** start **

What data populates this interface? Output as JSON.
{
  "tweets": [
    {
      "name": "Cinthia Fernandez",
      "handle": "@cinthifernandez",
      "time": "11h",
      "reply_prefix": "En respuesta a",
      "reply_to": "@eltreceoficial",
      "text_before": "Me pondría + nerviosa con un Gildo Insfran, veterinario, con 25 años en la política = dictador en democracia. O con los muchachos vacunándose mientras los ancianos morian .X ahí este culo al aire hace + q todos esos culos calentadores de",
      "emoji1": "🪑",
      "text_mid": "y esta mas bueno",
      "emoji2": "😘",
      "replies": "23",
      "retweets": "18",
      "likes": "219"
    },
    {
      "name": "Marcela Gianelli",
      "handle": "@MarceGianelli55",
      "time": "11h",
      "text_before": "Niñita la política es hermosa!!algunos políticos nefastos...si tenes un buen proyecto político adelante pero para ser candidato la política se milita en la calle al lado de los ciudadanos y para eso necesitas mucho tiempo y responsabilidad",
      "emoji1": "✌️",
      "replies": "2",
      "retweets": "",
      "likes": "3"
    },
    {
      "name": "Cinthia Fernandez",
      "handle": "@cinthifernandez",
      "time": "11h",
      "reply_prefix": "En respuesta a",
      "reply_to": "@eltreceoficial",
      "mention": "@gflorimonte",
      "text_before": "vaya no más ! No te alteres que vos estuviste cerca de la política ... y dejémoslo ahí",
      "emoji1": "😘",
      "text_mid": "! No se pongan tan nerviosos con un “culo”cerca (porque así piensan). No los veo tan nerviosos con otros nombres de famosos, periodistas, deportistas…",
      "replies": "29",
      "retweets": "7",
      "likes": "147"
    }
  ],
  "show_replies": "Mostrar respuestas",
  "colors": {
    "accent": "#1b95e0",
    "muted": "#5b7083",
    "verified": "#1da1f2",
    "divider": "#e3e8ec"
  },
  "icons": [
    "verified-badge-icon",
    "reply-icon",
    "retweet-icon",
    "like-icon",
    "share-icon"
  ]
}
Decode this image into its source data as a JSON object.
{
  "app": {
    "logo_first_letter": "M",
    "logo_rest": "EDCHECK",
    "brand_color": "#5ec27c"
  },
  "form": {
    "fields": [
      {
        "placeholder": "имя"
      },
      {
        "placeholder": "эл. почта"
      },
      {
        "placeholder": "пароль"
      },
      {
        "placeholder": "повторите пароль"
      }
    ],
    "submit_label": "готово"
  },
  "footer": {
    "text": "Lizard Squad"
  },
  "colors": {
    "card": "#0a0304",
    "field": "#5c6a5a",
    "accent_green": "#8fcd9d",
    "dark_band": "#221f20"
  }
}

** end **

● What you should do: Each entry above is to be quoted exactly.

● Output for this exercise:
What data populates this interface? Output as JSON.
{
  "tweets": [
    {
      "name": "Cinthia Fernandez",
      "handle": "@cinthifernandez",
      "time": "11h",
      "reply_prefix": "En respuesta a",
      "reply_to": "@eltreceoficial",
      "text_before": "Me pondría + nerviosa con un Gildo Insfran, veterinario, con 25 años en la política = dictador en democracia. O con los muchachos vacunándose mientras los ancianos morian .X ahí este culo al aire hace + q todos esos culos calentadores de",
      "emoji1": "🪑",
      "text_mid": "y esta mas bueno",
      "emoji2": "😘",
      "replies": "23",
      "retweets": "18",
      "likes": "219"
    },
    {
      "name": "Marcela Gianelli",
      "handle": "@MarceGianelli55",
      "time": "11h",
      "text_before": "Niñita la política es hermosa!!algunos políticos nefastos...si tenes un buen proyecto político adelante pero para ser candidato la política se milita en la calle al lado de los ciudadanos y para eso necesitas mucho tiempo y responsabilidad",
      "emoji1": "✌️",
      "replies": "2",
      "retweets": "",
      "likes": "3"
    },
    {
      "name": "Cinthia Fernandez",
      "handle": "@cinthifernandez",
      "time": "11h",
      "reply_prefix": "En respuesta a",
      "reply_to": "@eltreceoficial",
      "mention": "@gflorimonte",
      "text_before": "vaya no más ! No te alteres que vos estuviste cerca de la política ... y dejémoslo ahí",
      "emoji1": "😘",
      "text_mid": "! No se pongan tan nerviosos con un “culo”cerca (porque así piensan). No los veo tan nerviosos con otros nombres de famosos, periodistas, deportistas…",
      "replies": "29",
      "retweets": "7",
      "likes": "147"
    }
  ],
  "show_replies": "Mostrar respuestas",
  "colors": {
    "accent": "#1b95e0",
    "muted": "#5b7083",
    "verified": "#1da1f2",
    "divider": "#e3e8ec"
  },
  "icons": [
    "verified-badge-icon",
    "reply-icon",
    "retweet-icon",
    "like-icon",
    "share-icon"
  ]
}
Decode this image into its source data as a JSON object.
{
  "app": {
    "logo_first_letter": "M",
    "logo_rest": "EDCHECK",
    "brand_color": "#5ec27c"
  },
  "form": {
    "fields": [
      {
        "placeholder": "имя"
      },
      {
        "placeholder": "эл. почта"
      },
      {
        "placeholder": "пароль"
      },
      {
        "placeholder": "повторите пароль"
      }
    ],
    "submit_label": "готово"
  },
  "footer": {
    "text": "Lizard Squad"
  },
  "colors": {
    "card": "#0a0304",
    "field": "#5c6a5a",
    "accent_green": "#8fcd9d",
    "dark_band": "#221f20"
  }
}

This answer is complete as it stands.